Search the entries below. Return every line that has "aumento" in it.
** start Record set **
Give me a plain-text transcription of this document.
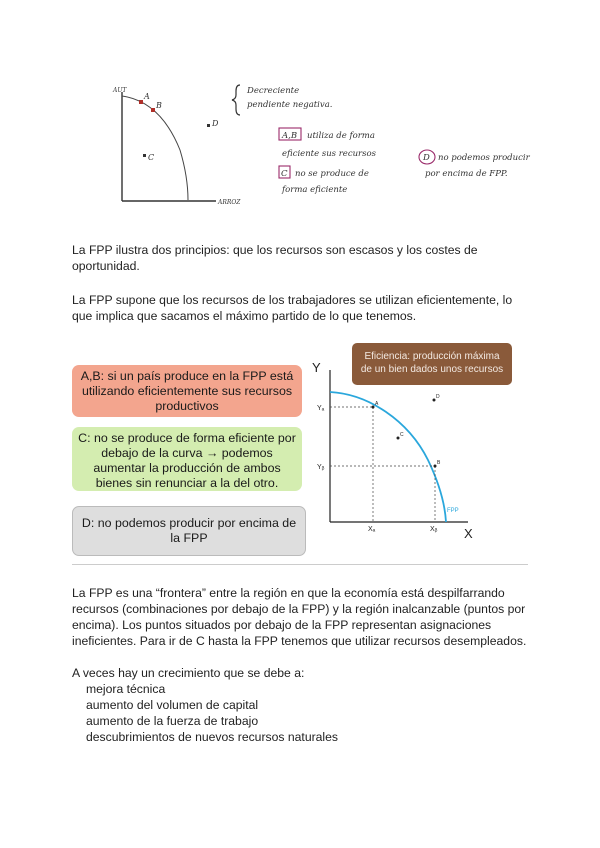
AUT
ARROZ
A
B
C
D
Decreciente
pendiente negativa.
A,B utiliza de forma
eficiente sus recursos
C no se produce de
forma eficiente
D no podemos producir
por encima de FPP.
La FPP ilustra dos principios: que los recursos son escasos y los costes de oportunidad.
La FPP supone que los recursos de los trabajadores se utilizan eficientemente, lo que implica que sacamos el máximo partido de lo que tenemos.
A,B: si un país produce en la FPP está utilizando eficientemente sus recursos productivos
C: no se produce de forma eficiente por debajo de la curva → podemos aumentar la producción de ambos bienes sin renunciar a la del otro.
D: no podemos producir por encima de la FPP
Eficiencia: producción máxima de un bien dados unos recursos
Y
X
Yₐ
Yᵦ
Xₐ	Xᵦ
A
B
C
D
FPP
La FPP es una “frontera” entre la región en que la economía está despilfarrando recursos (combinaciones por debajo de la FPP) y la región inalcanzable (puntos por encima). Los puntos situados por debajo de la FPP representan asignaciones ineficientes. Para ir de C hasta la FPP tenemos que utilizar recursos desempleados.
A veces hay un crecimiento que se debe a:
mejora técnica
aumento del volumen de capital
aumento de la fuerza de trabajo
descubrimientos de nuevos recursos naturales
** end Record set **
** start Record set **
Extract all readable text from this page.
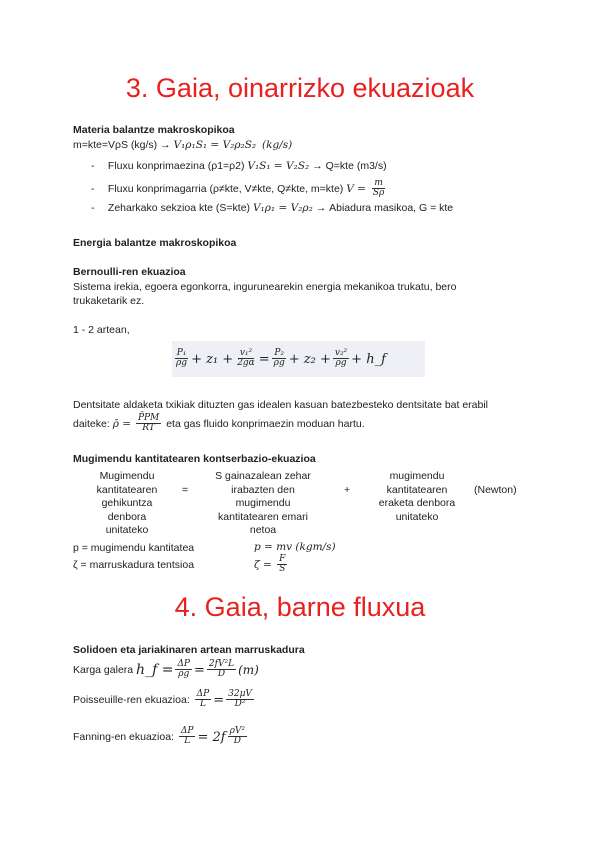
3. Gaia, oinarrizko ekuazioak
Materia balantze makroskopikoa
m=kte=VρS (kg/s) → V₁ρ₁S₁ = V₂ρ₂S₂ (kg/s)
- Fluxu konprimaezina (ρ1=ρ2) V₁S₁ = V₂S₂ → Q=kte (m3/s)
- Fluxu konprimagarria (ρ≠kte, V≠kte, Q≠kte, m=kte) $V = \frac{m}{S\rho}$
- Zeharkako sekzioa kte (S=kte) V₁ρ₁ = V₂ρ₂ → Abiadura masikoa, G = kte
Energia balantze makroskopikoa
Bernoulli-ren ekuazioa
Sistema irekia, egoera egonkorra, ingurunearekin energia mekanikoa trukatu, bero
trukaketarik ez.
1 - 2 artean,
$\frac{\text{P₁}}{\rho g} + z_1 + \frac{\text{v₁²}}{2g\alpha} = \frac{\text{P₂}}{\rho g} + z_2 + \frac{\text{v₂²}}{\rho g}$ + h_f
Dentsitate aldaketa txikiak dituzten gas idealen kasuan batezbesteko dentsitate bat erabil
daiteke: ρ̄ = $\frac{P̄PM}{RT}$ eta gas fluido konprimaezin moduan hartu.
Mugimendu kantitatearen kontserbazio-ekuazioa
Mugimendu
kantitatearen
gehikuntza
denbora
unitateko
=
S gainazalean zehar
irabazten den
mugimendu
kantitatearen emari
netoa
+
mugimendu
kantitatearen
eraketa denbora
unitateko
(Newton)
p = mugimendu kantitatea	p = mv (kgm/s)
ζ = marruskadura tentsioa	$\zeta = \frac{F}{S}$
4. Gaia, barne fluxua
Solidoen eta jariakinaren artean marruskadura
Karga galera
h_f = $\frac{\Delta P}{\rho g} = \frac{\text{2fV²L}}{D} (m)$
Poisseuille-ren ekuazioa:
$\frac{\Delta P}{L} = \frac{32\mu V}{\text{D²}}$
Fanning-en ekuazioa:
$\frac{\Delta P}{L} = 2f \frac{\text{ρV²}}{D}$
** end Record set **
§ **Result**:
aumento del volumen de capital
aumento de la fuerza de trabajo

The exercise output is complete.